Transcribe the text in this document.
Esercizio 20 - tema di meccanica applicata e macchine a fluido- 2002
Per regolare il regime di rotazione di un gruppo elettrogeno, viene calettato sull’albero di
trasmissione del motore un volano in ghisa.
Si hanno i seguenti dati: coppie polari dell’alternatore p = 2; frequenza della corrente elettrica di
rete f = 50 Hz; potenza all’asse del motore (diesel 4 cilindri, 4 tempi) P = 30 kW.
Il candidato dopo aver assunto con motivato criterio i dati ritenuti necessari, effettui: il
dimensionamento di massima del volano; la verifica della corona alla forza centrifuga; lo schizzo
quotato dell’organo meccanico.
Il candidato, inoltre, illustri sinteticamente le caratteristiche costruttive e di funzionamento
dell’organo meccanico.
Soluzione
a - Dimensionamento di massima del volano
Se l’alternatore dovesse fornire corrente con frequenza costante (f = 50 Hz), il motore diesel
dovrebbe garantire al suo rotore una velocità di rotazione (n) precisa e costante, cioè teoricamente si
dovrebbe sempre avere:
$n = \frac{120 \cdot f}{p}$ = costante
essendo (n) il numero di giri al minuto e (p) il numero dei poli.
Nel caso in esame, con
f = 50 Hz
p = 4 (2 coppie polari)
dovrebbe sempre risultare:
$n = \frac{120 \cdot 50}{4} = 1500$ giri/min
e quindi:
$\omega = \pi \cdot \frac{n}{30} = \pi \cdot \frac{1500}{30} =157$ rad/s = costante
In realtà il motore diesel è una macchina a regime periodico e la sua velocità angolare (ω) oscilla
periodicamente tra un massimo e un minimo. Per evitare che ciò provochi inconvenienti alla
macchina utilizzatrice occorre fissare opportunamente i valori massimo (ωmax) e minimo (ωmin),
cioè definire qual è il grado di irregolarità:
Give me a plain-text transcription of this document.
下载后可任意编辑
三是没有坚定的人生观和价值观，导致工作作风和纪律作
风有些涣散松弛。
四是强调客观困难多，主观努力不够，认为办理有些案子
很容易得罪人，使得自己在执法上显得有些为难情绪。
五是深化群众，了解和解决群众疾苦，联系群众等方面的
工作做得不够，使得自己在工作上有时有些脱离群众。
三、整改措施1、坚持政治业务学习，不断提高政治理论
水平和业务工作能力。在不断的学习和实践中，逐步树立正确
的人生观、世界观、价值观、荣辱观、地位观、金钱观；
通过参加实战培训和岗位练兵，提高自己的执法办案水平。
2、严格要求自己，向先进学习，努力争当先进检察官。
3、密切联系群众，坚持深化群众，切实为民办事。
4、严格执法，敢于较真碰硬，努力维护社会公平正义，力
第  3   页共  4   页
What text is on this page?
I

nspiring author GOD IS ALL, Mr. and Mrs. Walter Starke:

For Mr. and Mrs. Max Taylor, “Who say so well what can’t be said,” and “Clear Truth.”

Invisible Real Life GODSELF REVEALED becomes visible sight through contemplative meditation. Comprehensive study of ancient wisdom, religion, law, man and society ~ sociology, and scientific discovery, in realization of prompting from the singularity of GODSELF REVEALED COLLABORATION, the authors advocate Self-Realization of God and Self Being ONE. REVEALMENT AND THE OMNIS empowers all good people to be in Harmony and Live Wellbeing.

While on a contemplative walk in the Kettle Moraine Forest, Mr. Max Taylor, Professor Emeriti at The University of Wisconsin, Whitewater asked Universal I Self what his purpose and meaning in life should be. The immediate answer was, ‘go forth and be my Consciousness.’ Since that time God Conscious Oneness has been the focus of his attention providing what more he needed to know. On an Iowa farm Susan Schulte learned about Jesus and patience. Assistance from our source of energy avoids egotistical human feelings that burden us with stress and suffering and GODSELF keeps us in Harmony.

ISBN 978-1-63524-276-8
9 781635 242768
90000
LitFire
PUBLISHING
────────────────────────────────────────
• [Task prompt]: Take every line from the data that contains the word "alternatore".

• [Task response]:
Si hanno i seguenti dati: coppie polari dell’alternatore p = 2; frequenza della corrente elettrica di
Se l’alternatore dovesse fornire corrente con frequenza costante (f = 50 Hz), il motore diesel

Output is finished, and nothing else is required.